→ **Material provided**
============================================================

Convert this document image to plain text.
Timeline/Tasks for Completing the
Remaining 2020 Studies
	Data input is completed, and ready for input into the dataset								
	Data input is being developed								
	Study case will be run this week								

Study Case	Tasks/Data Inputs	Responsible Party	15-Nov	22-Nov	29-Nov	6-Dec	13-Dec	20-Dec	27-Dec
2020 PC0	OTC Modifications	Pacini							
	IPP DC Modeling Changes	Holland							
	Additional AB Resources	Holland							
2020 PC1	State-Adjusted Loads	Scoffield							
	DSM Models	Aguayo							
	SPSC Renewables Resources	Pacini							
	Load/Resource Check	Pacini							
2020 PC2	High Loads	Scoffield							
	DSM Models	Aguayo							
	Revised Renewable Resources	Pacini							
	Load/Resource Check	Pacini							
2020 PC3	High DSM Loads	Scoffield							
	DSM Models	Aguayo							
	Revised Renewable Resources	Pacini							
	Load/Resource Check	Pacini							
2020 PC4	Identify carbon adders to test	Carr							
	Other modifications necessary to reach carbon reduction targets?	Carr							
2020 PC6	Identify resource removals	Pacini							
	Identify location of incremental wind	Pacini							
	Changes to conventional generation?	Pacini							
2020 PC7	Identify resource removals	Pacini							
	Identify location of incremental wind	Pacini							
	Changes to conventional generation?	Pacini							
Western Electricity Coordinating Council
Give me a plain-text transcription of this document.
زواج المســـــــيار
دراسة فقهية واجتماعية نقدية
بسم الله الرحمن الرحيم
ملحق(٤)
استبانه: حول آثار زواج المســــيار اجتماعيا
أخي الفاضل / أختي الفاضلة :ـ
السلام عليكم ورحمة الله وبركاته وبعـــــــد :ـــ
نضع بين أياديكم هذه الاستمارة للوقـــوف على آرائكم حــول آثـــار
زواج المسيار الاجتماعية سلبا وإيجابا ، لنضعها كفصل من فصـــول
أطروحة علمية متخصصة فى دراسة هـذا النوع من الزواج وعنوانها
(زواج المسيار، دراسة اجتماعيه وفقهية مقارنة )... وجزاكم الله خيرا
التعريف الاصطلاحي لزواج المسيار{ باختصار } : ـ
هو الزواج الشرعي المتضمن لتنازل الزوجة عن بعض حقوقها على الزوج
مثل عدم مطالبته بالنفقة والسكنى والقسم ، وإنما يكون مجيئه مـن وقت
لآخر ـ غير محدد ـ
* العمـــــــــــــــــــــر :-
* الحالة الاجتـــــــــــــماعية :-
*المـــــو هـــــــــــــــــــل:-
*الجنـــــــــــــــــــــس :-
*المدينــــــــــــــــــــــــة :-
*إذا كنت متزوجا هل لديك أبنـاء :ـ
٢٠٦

============================================================

Scan the material above. Copy each line where "Loads" occurs.

2020 PC1	State-Adjusted Loads	Scoffield							
2020 PC2	High Loads	Scoffield							
2020 PC3	High DSM Loads	Scoffield							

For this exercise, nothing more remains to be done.